#### Given task:
Copy out every line in the entries below that includes "xlabel".

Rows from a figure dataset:

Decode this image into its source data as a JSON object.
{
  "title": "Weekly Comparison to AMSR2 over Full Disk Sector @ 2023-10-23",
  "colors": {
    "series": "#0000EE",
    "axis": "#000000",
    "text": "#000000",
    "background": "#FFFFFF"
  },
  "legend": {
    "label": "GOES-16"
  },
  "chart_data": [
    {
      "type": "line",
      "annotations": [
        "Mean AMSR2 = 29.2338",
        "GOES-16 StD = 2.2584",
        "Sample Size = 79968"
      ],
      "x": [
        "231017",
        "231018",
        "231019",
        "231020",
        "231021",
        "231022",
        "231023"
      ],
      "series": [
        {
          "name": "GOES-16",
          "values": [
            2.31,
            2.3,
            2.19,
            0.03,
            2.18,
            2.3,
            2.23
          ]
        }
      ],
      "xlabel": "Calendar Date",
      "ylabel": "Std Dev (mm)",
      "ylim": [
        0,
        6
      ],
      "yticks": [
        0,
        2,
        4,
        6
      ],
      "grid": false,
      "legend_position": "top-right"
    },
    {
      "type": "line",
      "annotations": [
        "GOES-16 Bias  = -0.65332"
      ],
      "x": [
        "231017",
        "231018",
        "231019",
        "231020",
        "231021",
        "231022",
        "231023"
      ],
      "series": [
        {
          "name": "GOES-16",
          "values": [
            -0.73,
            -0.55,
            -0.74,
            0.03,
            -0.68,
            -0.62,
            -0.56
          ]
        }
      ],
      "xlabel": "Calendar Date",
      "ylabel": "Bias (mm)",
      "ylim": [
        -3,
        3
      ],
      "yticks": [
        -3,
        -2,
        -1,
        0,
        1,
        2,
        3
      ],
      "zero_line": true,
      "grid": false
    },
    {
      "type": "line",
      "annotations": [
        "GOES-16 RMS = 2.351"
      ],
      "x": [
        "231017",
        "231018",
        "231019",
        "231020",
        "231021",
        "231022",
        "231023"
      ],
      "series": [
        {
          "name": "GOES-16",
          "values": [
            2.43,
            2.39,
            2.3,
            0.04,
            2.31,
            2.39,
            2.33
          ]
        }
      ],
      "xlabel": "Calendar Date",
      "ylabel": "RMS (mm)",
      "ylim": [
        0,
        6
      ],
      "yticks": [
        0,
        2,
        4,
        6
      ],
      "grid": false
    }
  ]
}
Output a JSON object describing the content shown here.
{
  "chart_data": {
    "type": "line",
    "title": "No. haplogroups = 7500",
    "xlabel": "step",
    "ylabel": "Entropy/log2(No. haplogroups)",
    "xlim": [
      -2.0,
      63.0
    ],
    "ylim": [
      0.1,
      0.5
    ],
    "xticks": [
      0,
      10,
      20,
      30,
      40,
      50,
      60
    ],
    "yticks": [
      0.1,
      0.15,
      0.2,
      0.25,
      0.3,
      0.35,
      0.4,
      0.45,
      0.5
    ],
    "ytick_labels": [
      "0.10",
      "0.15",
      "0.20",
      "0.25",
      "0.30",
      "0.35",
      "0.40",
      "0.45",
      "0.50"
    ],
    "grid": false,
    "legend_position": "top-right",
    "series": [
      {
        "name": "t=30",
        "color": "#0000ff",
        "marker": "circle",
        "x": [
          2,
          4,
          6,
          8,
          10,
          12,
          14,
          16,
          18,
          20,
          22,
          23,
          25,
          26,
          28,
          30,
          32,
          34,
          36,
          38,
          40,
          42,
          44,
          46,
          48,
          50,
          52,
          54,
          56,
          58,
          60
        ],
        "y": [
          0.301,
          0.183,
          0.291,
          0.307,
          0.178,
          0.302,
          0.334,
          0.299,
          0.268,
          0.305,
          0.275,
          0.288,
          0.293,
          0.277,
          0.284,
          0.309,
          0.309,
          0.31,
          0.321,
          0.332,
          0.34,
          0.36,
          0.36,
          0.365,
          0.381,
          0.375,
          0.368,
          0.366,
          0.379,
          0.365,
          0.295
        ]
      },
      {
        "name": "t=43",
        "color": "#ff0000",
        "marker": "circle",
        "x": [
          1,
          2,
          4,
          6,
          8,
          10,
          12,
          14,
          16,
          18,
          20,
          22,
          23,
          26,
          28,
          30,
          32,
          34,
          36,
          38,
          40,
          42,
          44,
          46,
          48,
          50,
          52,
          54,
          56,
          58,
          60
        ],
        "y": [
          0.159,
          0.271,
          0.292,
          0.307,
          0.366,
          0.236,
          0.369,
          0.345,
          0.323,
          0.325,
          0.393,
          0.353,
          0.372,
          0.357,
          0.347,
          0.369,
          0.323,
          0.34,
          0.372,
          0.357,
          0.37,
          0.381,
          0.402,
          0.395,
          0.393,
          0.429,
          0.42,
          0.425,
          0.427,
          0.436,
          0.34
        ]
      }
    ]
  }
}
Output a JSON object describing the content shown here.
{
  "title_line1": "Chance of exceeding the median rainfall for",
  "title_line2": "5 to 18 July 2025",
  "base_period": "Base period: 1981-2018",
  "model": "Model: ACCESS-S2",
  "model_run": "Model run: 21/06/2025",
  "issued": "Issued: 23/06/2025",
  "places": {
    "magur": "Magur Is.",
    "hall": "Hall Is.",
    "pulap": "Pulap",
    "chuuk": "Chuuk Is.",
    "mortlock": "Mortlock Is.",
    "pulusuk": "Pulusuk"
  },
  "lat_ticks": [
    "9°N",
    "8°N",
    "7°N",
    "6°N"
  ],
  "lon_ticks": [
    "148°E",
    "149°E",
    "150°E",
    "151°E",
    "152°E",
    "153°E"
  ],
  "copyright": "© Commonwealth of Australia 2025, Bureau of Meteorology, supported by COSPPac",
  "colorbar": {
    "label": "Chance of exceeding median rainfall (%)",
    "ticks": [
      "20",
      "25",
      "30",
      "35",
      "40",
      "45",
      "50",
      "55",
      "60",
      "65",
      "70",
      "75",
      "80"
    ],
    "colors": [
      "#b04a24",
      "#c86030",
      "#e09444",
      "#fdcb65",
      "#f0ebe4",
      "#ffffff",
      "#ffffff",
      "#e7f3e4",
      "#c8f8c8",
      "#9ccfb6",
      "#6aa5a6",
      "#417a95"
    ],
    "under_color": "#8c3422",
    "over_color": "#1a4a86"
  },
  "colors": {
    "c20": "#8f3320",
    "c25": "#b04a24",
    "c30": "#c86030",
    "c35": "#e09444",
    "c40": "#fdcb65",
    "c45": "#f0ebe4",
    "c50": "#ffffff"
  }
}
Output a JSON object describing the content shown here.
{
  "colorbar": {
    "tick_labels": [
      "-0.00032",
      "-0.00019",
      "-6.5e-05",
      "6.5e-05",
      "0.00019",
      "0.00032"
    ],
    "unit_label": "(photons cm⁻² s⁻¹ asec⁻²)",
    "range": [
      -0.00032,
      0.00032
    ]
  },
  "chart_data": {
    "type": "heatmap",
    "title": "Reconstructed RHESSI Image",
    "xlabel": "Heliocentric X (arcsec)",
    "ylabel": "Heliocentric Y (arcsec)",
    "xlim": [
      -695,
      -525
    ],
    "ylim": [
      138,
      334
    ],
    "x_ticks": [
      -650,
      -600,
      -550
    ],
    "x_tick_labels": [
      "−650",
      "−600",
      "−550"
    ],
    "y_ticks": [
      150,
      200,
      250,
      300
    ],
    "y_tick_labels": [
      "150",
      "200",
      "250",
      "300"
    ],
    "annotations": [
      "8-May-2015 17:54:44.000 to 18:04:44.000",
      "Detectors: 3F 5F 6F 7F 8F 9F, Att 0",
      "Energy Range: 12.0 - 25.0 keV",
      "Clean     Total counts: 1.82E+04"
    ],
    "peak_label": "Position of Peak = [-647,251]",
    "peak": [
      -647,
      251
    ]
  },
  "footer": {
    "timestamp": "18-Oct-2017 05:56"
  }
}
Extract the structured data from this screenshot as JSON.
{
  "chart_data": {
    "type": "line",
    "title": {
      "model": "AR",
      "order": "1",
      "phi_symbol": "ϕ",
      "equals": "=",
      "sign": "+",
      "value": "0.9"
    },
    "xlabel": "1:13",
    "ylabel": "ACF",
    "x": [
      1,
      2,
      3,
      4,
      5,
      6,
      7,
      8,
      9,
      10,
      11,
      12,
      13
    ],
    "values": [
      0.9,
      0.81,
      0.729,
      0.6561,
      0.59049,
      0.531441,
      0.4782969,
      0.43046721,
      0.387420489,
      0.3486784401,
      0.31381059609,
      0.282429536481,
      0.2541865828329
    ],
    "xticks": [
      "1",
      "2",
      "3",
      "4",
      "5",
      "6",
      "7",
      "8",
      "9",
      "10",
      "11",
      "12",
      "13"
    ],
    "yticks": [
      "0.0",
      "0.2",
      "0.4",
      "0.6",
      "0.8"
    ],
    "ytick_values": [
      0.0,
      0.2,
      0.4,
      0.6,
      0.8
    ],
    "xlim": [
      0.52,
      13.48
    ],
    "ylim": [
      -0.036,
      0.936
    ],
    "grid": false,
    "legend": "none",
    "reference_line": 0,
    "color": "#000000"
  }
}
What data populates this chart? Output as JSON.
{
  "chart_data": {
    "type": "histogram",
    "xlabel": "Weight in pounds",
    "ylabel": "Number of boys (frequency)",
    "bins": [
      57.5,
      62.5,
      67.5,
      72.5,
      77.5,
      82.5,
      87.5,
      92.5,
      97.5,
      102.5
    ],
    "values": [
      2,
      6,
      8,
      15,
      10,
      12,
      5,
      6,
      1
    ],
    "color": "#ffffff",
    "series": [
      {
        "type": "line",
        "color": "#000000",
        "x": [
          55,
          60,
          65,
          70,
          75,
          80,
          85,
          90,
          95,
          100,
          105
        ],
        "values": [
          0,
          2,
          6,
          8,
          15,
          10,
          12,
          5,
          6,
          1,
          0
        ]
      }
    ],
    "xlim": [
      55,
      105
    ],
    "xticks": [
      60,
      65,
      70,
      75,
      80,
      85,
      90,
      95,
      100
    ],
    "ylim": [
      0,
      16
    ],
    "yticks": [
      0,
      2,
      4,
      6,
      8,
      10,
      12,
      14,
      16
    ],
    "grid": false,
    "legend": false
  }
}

#### Full response:
      "xlabel": "Calendar Date",
      "xlabel": "Calendar Date",
      "xlabel": "Calendar Date",
    "xlabel": "step",
    "xlabel": "Heliocentric X (arcsec)",
    "xlabel": "1:13",
    "xlabel": "Weight in pounds",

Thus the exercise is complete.